**What to work on:**
Locate every line below that contains the word "территории", and copy each of those lines in full.

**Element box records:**
******

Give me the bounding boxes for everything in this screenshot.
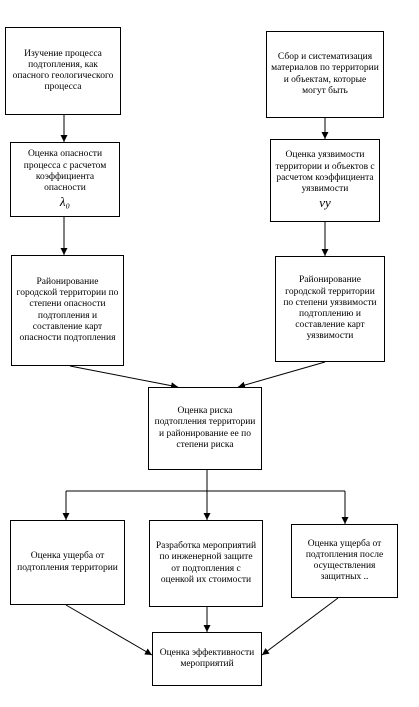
box-protection-measures-text: Разработка мероприятий по инженерной защите от подтопления с оценкой их стоимости — [155, 541, 257, 585]
box-damage-after-protection — [291, 524, 398, 598]
box-damage-after-protection-text: Оценка ущерба от подтопления после осуществления защитных .. — [305, 538, 384, 583]
box-damage-assessment — [10, 520, 125, 605]
box-vulnerability-assessment — [270, 139, 380, 222]
vulnerability-coefficient-symbol: νy — [319, 195, 331, 211]
arrow-zoningvuln-to-risk — [238, 362, 325, 387]
arrow-damage-to-efficiency — [66, 605, 152, 655]
box-hazard-assessment-text: Оценка опасности процесса с расчетом коэффициента опасности — [23, 149, 107, 194]
hazard-coefficient-symbol: λ₀ — [59, 194, 71, 210]
box-efficiency-assessment — [152, 632, 262, 686]
box-hazard-assessment — [10, 142, 120, 217]
box-study-process-text: Изучение процесса подтопления, как опасного геологического процесса — [12, 48, 114, 93]
box-efficiency-assessment-text: Оценка эффективности мероприятий — [159, 647, 255, 669]
box-collect-materials-text: Сбор и систематизация материалов по территории и объектам, которые могут быть — [271, 52, 379, 96]
box-study-process — [5, 27, 121, 115]
box-hazard-zoning-text: Районирование городской территории по степени опасности подтопления и составление карт опасности подтопления — [16, 276, 119, 343]
box-vulnerability-assessment-text: Оценка уязвимости территории и объектов с расчетом коэффициента уязвимости — [275, 150, 375, 195]
box-damage-assessment-text: Оценка ущерба от подтопления территории — [17, 551, 118, 573]
box-hazard-zoning — [11, 255, 124, 366]
box-collect-materials — [266, 31, 384, 118]
box-protection-measures — [149, 520, 263, 607]
arrow-damage-after-to-efficiency — [262, 598, 338, 655]
box-risk-assessment — [148, 387, 262, 470]
box-vulnerability-zoning — [275, 256, 385, 362]
box-risk-assessment-text: Оценка риска подтопления территории и районирование ее по степени риска — [154, 406, 256, 450]
arrow-zoninghazard-to-risk — [70, 366, 178, 387]
box-vulnerability-zoning-text: Районирование городской территории по степени уязвимости подтоплению и составление карт уязвимости — [283, 275, 377, 342]
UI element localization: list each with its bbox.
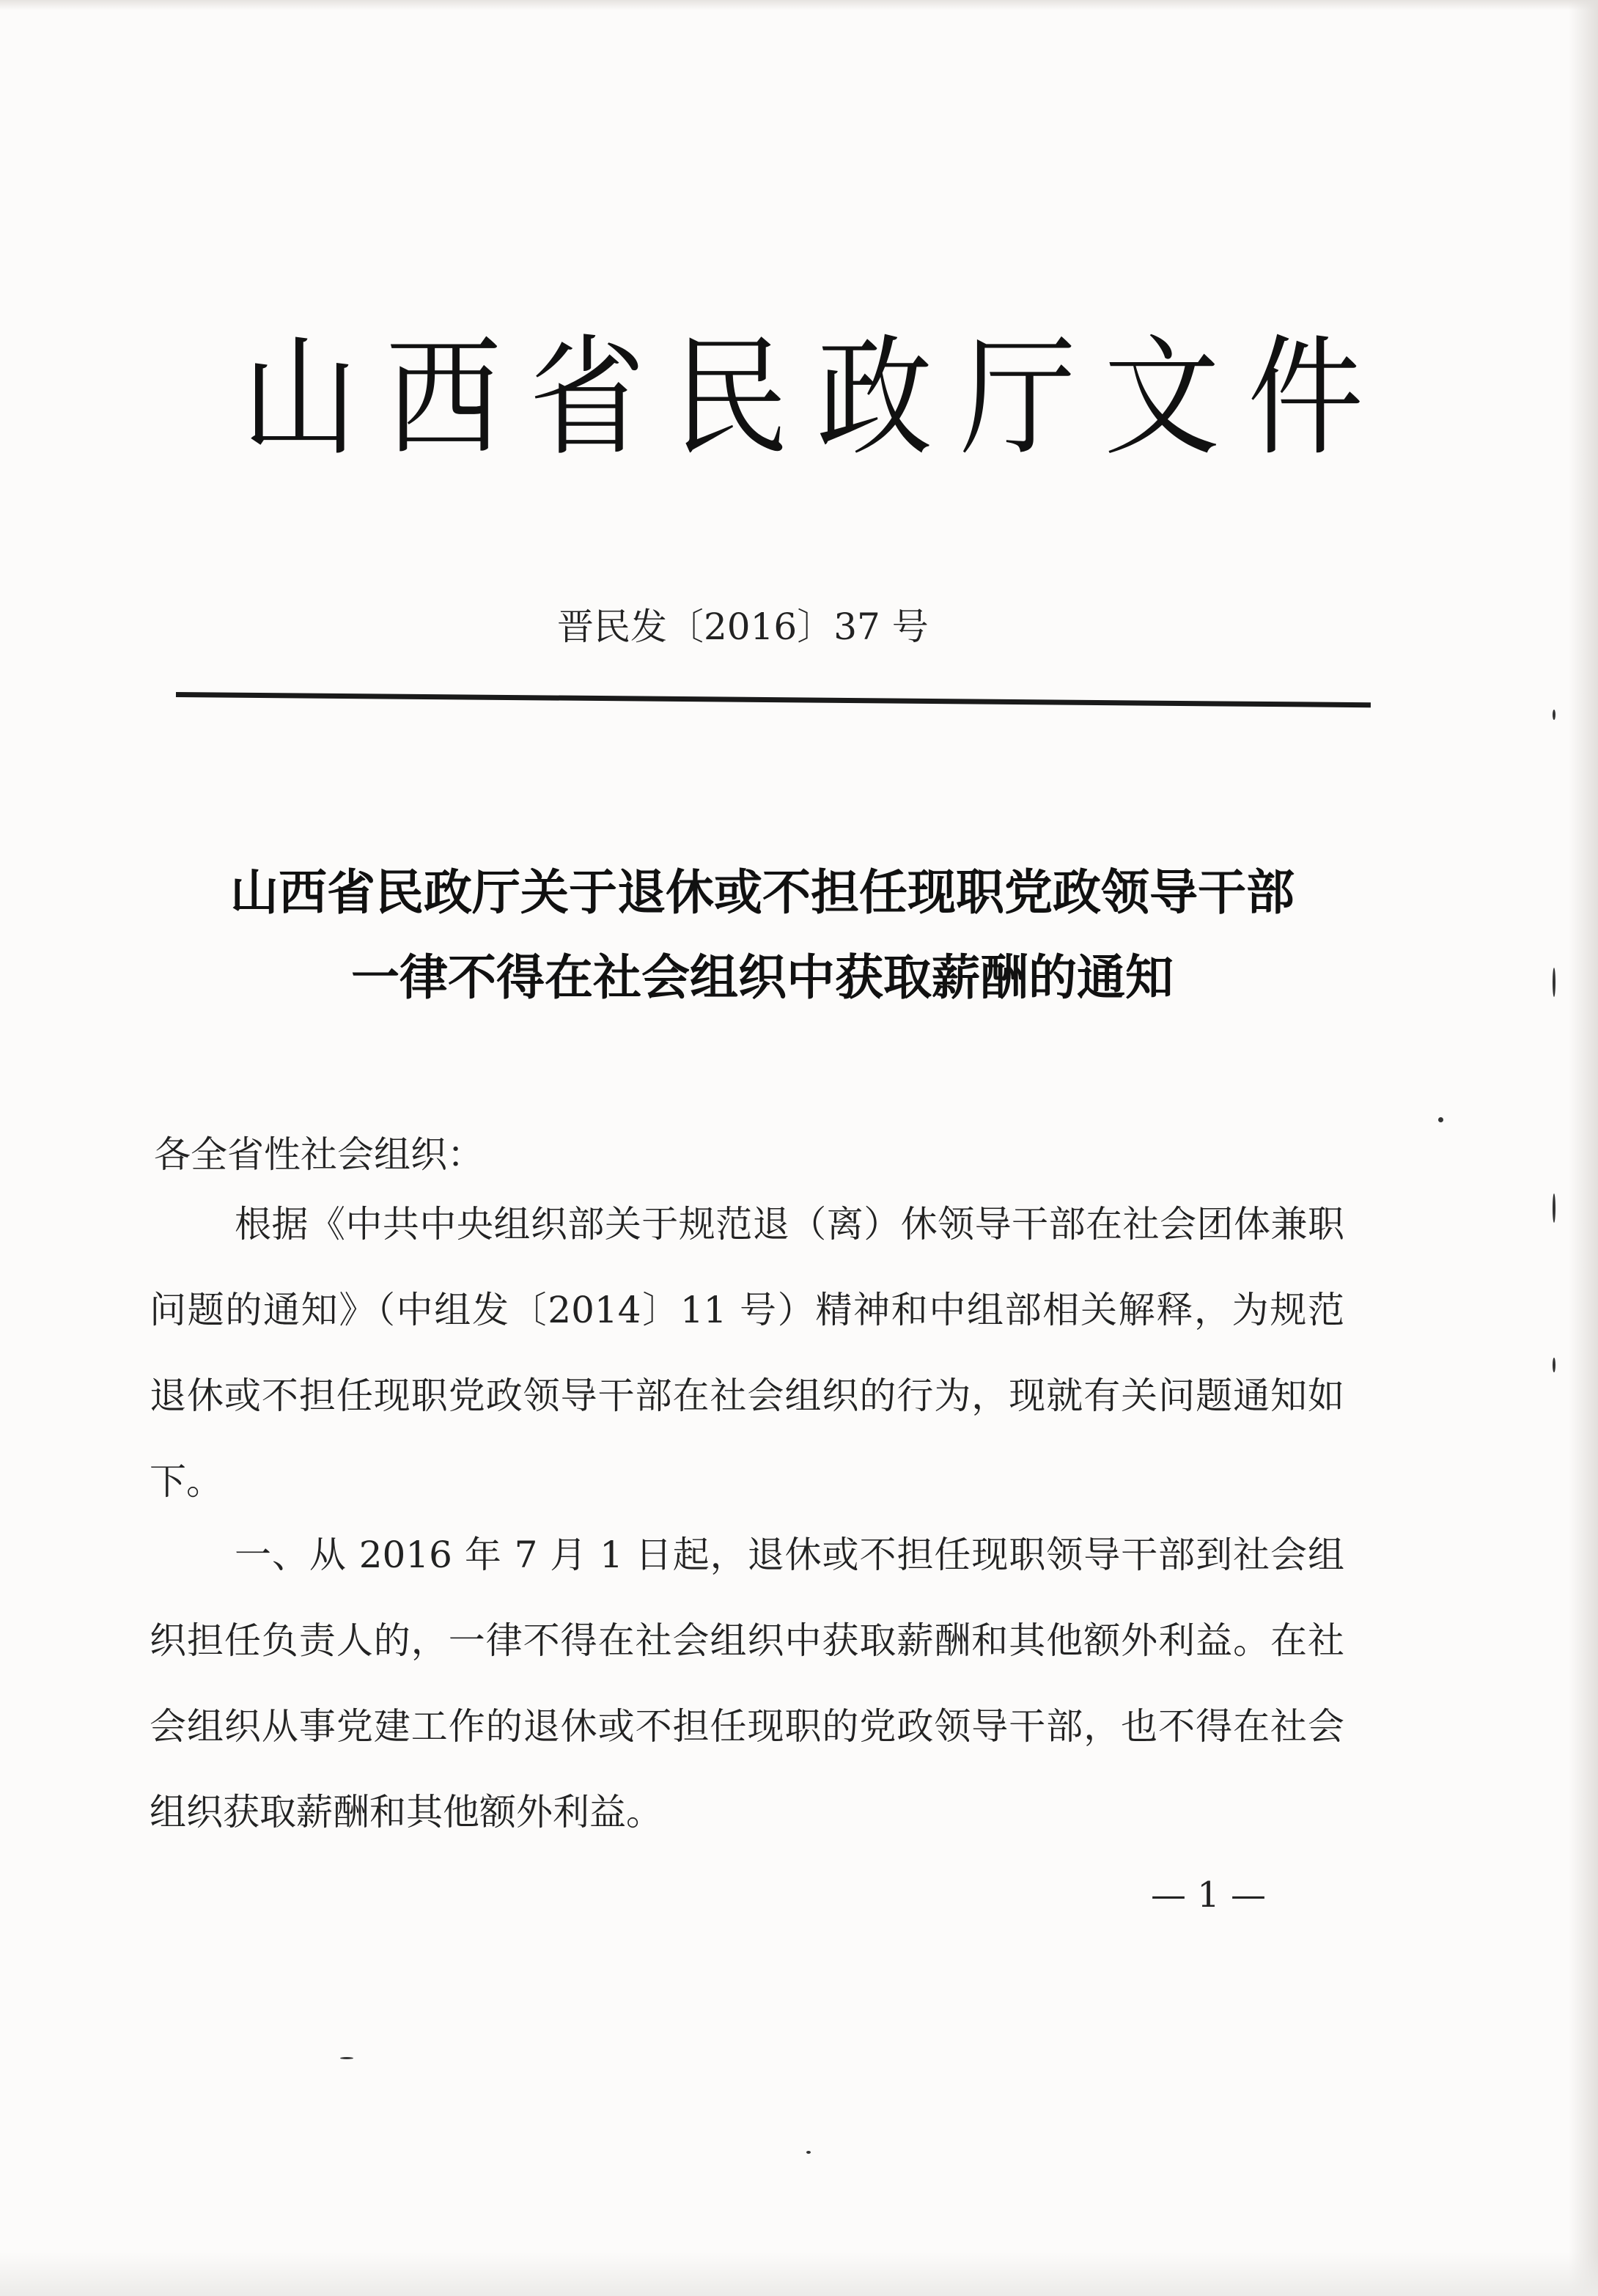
addressee: 各全省性社会组织： <box>154 1133 484 1176</box>
document-header-title: 山西省民政厅文件 <box>242 323 1391 474</box>
scan-speck <box>1438 1117 1443 1122</box>
scan-speck <box>1553 1358 1555 1372</box>
scan-speck <box>1553 968 1555 997</box>
notice-title <box>154 850 1371 1020</box>
scan-speck <box>806 2151 811 2154</box>
notice-title-line-1: 山西省民政厅关于退休或不担任现职党政领导干部 <box>230 864 1295 921</box>
notice-title-line-2: 一律不得在社会组织中获取薪酬的通知 <box>351 949 1174 1006</box>
scan-speck <box>1553 1193 1555 1223</box>
document-number: 晋民发〔2016〕37 号 <box>557 606 929 648</box>
scan-speck <box>1553 710 1555 720</box>
scan-speck <box>340 2057 353 2059</box>
scan-shadow-right <box>1569 0 1598 2296</box>
scan-shadow-bottom <box>0 2252 1598 2296</box>
paragraph-2: 一、从 2016 年 7 月 1 日起，退休或不担任现职领导干部到社会组织担任负责人的，一律不得在社会组织中获取薪酬和其他额外利益。在社会组织从事党建工作的退休或不担任现职的党政领导干部，也不得在社会组织获取薪酬和其他额外利益。 <box>150 1534 1344 1833</box>
scan-shadow-top <box>0 0 1598 10</box>
paragraph-1: 根据《中共中央组织部关于规范退（离）休领导干部在社会团体兼职问题的通知》（中组发〔2014〕11 号）精神和中组部相关解释，为规范退休或不担任现职党政领导干部在社会组织的行为，现就有关问题通知如下。 <box>150 1203 1344 1503</box>
page-number: — 1 — <box>1151 1874 1267 1916</box>
header-divider-line <box>176 692 1371 707</box>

******

**Result for this exercise:**
box-collect-materials-text: Сбор и систематизация материалов по территории и объектам, которые могут быть — [271, 52, 379, 96]
box-hazard-zoning-text: Районирование городской территории по степени опасности подтопления и составление карт опасности подтопления — [16, 276, 119, 343]
box-vulnerability-assessment-text: Оценка уязвимости территории и объектов с расчетом коэффициента уязвимости — [275, 150, 375, 195]
box-damage-assessment-text: Оценка ущерба от подтопления территории — [17, 551, 118, 573]
box-risk-assessment-text: Оценка риска подтопления территории и районирование ее по степени риска — [154, 406, 256, 450]
box-vulnerability-zoning-text: Районирование городской территории по степени уязвимости подтоплению и составление карт уязвимости — [283, 275, 377, 342]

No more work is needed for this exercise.